Reproduce the entries in full, with no changes.
==============================
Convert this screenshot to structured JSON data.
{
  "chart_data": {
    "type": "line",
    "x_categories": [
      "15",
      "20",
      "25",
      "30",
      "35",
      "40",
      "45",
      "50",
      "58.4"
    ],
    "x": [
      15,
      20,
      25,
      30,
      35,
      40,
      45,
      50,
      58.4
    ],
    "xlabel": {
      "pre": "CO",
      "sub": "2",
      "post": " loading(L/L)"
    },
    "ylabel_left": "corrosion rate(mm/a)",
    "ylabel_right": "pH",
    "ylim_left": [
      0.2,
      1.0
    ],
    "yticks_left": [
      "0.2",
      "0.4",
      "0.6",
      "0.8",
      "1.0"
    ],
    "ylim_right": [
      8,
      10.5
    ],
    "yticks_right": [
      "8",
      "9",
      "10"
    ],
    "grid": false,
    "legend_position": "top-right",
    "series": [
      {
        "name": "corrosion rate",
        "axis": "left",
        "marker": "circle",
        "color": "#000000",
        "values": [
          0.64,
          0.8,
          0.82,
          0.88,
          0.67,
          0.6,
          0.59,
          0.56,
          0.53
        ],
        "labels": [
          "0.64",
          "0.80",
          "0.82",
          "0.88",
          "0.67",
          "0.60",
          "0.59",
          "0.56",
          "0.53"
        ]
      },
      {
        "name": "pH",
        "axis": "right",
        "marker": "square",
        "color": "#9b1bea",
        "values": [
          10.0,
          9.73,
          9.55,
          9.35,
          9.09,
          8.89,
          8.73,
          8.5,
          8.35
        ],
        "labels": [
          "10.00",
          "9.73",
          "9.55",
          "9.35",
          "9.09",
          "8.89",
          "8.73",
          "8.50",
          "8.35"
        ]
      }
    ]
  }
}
==============================
**Answer in full:**
Convert this screenshot to structured JSON data.
{
  "chart_data": {
    "type": "line",
    "x_categories": [
      "15",
      "20",
      "25",
      "30",
      "35",
      "40",
      "45",
      "50",
      "58.4"
    ],
    "x": [
      15,
      20,
      25,
      30,
      35,
      40,
      45,
      50,
      58.4
    ],
    "xlabel": {
      "pre": "CO",
      "sub": "2",
      "post": " loading(L/L)"
    },
    "ylabel_left": "corrosion rate(mm/a)",
    "ylabel_right": "pH",
    "ylim_left": [
      0.2,
      1.0
    ],
    "yticks_left": [
      "0.2",
      "0.4",
      "0.6",
      "0.8",
      "1.0"
    ],
    "ylim_right": [
      8,
      10.5
    ],
    "yticks_right": [
      "8",
      "9",
      "10"
    ],
    "grid": false,
    "legend_position": "top-right",
    "series": [
      {
        "name": "corrosion rate",
        "axis": "left",
        "marker": "circle",
        "color": "#000000",
        "values": [
          0.64,
          0.8,
          0.82,
          0.88,
          0.67,
          0.6,
          0.59,
          0.56,
          0.53
        ],
        "labels": [
          "0.64",
          "0.80",
          "0.82",
          "0.88",
          "0.67",
          "0.60",
          "0.59",
          "0.56",
          "0.53"
        ]
      },
      {
        "name": "pH",
        "axis": "right",
        "marker": "square",
        "color": "#9b1bea",
        "values": [
          10.0,
          9.73,
          9.55,
          9.35,
          9.09,
          8.89,
          8.73,
          8.5,
          8.35
        ],
        "labels": [
          "10.00",
          "9.73",
          "9.55",
          "9.35",
          "9.09",
          "8.89",
          "8.73",
          "8.50",
          "8.35"
        ]
      }
    ]
  }
}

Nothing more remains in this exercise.